* **Problem requirements**:
Only a number is wanted: how many lines in the listing contain the word "grading"?

* **Recorded data**:

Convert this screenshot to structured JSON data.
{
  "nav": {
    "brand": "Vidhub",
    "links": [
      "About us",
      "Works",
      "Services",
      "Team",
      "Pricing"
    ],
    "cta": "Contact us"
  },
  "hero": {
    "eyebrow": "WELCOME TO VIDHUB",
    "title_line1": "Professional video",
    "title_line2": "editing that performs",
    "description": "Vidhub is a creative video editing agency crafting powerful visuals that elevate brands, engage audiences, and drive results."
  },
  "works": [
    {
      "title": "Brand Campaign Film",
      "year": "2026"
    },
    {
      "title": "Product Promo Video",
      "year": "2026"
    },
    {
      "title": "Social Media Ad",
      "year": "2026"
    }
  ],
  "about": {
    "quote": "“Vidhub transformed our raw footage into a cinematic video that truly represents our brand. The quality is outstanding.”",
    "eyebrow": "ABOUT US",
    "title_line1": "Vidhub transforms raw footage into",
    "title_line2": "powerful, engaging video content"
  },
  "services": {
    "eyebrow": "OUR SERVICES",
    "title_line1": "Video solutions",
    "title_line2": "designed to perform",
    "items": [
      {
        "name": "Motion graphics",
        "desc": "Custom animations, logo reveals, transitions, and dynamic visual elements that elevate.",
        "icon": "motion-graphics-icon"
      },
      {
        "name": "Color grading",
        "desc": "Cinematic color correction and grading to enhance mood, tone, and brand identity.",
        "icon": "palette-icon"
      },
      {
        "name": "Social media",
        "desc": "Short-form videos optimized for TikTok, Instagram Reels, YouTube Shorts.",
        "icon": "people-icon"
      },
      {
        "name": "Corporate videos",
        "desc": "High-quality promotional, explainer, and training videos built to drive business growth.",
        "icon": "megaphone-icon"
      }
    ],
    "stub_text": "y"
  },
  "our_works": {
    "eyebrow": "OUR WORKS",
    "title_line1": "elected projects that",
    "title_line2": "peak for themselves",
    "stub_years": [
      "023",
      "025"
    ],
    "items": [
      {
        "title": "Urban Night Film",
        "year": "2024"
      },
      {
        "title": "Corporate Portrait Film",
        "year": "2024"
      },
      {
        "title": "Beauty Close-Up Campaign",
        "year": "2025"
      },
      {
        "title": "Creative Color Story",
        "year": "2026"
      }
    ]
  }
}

* **Result for this task**:
2